:: Figure content listings ::
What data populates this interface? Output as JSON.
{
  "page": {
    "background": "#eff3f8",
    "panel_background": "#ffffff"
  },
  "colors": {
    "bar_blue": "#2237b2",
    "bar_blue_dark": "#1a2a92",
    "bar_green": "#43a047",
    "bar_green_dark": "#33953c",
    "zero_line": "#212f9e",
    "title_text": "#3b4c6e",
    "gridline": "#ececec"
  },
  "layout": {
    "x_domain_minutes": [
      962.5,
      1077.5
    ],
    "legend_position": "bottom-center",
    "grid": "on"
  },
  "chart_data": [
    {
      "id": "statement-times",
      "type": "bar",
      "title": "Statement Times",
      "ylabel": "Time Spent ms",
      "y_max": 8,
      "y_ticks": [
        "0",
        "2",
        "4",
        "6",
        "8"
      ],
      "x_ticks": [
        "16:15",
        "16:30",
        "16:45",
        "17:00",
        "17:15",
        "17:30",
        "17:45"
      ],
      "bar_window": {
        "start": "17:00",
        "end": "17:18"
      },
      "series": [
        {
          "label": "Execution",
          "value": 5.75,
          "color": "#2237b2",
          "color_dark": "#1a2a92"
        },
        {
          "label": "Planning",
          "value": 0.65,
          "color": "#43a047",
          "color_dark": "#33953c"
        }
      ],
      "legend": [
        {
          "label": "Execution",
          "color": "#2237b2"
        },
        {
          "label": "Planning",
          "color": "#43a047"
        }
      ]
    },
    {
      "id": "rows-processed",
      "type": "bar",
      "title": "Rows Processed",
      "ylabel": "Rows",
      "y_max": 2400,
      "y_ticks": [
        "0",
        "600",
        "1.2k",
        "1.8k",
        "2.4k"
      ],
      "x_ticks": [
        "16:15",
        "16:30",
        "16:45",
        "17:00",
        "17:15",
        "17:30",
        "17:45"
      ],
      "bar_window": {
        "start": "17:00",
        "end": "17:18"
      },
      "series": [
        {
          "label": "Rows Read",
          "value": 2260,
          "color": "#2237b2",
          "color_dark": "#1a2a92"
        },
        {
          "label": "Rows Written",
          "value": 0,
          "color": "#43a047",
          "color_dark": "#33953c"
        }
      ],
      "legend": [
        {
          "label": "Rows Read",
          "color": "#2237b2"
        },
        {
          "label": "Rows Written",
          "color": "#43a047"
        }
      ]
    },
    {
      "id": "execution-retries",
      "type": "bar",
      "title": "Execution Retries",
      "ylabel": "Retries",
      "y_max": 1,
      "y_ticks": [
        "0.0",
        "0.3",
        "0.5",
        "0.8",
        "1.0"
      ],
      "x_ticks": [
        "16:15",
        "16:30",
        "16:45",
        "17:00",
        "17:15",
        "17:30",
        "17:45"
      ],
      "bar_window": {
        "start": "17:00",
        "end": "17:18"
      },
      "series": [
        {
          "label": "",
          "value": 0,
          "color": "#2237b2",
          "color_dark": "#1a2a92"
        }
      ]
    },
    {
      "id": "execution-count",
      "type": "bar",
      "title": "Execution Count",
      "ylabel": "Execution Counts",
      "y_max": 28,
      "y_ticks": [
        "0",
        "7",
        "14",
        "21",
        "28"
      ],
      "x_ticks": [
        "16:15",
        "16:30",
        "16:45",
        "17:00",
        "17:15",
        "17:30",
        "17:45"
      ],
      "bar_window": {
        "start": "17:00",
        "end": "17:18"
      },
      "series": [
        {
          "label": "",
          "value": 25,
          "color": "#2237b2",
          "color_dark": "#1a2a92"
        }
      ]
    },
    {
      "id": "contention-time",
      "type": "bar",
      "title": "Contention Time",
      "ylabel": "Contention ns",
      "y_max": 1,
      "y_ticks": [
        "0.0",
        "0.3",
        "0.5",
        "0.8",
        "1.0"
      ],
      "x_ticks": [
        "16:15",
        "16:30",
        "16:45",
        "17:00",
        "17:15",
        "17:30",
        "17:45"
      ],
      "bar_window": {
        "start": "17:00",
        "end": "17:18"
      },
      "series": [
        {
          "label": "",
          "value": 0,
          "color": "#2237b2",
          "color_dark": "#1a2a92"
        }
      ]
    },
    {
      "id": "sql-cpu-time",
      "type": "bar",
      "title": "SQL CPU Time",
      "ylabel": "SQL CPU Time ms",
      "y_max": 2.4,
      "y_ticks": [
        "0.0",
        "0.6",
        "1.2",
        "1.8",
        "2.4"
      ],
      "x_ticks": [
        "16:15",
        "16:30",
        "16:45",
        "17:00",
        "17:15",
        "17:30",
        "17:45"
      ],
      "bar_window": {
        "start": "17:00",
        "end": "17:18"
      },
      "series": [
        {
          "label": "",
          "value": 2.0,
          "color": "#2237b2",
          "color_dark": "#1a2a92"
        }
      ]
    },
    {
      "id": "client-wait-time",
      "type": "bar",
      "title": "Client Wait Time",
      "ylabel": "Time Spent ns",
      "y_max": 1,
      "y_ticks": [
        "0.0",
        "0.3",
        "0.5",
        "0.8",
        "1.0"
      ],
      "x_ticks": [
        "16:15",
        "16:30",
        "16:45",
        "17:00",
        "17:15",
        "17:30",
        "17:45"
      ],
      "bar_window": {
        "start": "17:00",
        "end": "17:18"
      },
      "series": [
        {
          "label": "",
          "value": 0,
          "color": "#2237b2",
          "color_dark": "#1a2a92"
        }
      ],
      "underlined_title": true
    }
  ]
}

:: Task requirements ::
Extract the complete data, matching each line exactly.

:: Correct result ::
What data populates this interface? Output as JSON.
{
  "page": {
    "background": "#eff3f8",
    "panel_background": "#ffffff"
  },
  "colors": {
    "bar_blue": "#2237b2",
    "bar_blue_dark": "#1a2a92",
    "bar_green": "#43a047",
    "bar_green_dark": "#33953c",
    "zero_line": "#212f9e",
    "title_text": "#3b4c6e",
    "gridline": "#ececec"
  },
  "layout": {
    "x_domain_minutes": [
      962.5,
      1077.5
    ],
    "legend_position": "bottom-center",
    "grid": "on"
  },
  "chart_data": [
    {
      "id": "statement-times",
      "type": "bar",
      "title": "Statement Times",
      "ylabel": "Time Spent ms",
      "y_max": 8,
      "y_ticks": [
        "0",
        "2",
        "4",
        "6",
        "8"
      ],
      "x_ticks": [
        "16:15",
        "16:30",
        "16:45",
        "17:00",
        "17:15",
        "17:30",
        "17:45"
      ],
      "bar_window": {
        "start": "17:00",
        "end": "17:18"
      },
      "series": [
        {
          "label": "Execution",
          "value": 5.75,
          "color": "#2237b2",
          "color_dark": "#1a2a92"
        },
        {
          "label": "Planning",
          "value": 0.65,
          "color": "#43a047",
          "color_dark": "#33953c"
        }
      ],
      "legend": [
        {
          "label": "Execution",
          "color": "#2237b2"
        },
        {
          "label": "Planning",
          "color": "#43a047"
        }
      ]
    },
    {
      "id": "rows-processed",
      "type": "bar",
      "title": "Rows Processed",
      "ylabel": "Rows",
      "y_max": 2400,
      "y_ticks": [
        "0",
        "600",
        "1.2k",
        "1.8k",
        "2.4k"
      ],
      "x_ticks": [
        "16:15",
        "16:30",
        "16:45",
        "17:00",
        "17:15",
        "17:30",
        "17:45"
      ],
      "bar_window": {
        "start": "17:00",
        "end": "17:18"
      },
      "series": [
        {
          "label": "Rows Read",
          "value": 2260,
          "color": "#2237b2",
          "color_dark": "#1a2a92"
        },
        {
          "label": "Rows Written",
          "value": 0,
          "color": "#43a047",
          "color_dark": "#33953c"
        }
      ],
      "legend": [
        {
          "label": "Rows Read",
          "color": "#2237b2"
        },
        {
          "label": "Rows Written",
          "color": "#43a047"
        }
      ]
    },
    {
      "id": "execution-retries",
      "type": "bar",
      "title": "Execution Retries",
      "ylabel": "Retries",
      "y_max": 1,
      "y_ticks": [
        "0.0",
        "0.3",
        "0.5",
        "0.8",
        "1.0"
      ],
      "x_ticks": [
        "16:15",
        "16:30",
        "16:45",
        "17:00",
        "17:15",
        "17:30",
        "17:45"
      ],
      "bar_window": {
        "start": "17:00",
        "end": "17:18"
      },
      "series": [
        {
          "label": "",
          "value": 0,
          "color": "#2237b2",
          "color_dark": "#1a2a92"
        }
      ]
    },
    {
      "id": "execution-count",
      "type": "bar",
      "title": "Execution Count",
      "ylabel": "Execution Counts",
      "y_max": 28,
      "y_ticks": [
        "0",
        "7",
        "14",
        "21",
        "28"
      ],
      "x_ticks": [
        "16:15",
        "16:30",
        "16:45",
        "17:00",
        "17:15",
        "17:30",
        "17:45"
      ],
      "bar_window": {
        "start": "17:00",
        "end": "17:18"
      },
      "series": [
        {
          "label": "",
          "value": 25,
          "color": "#2237b2",
          "color_dark": "#1a2a92"
        }
      ]
    },
    {
      "id": "contention-time",
      "type": "bar",
      "title": "Contention Time",
      "ylabel": "Contention ns",
      "y_max": 1,
      "y_ticks": [
        "0.0",
        "0.3",
        "0.5",
        "0.8",
        "1.0"
      ],
      "x_ticks": [
        "16:15",
        "16:30",
        "16:45",
        "17:00",
        "17:15",
        "17:30",
        "17:45"
      ],
      "bar_window": {
        "start": "17:00",
        "end": "17:18"
      },
      "series": [
        {
          "label": "",
          "value": 0,
          "color": "#2237b2",
          "color_dark": "#1a2a92"
        }
      ]
    },
    {
      "id": "sql-cpu-time",
      "type": "bar",
      "title": "SQL CPU Time",
      "ylabel": "SQL CPU Time ms",
      "y_max": 2.4,
      "y_ticks": [
        "0.0",
        "0.6",
        "1.2",
        "1.8",
        "2.4"
      ],
      "x_ticks": [
        "16:15",
        "16:30",
        "16:45",
        "17:00",
        "17:15",
        "17:30",
        "17:45"
      ],
      "bar_window": {
        "start": "17:00",
        "end": "17:18"
      },
      "series": [
        {
          "label": "",
          "value": 2.0,
          "color": "#2237b2",
          "color_dark": "#1a2a92"
        }
      ]
    },
    {
      "id": "client-wait-time",
      "type": "bar",
      "title": "Client Wait Time",
      "ylabel": "Time Spent ns",
      "y_max": 1,
      "y_ticks": [
        "0.0",
        "0.3",
        "0.5",
        "0.8",
        "1.0"
      ],
      "x_ticks": [
        "16:15",
        "16:30",
        "16:45",
        "17:00",
        "17:15",
        "17:30",
        "17:45"
      ],
      "bar_window": {
        "start": "17:00",
        "end": "17:18"
      },
      "series": [
        {
          "label": "",
          "value": 0,
          "color": "#2237b2",
          "color_dark": "#1a2a92"
        }
      ],
      "underlined_title": true
    }
  ]
}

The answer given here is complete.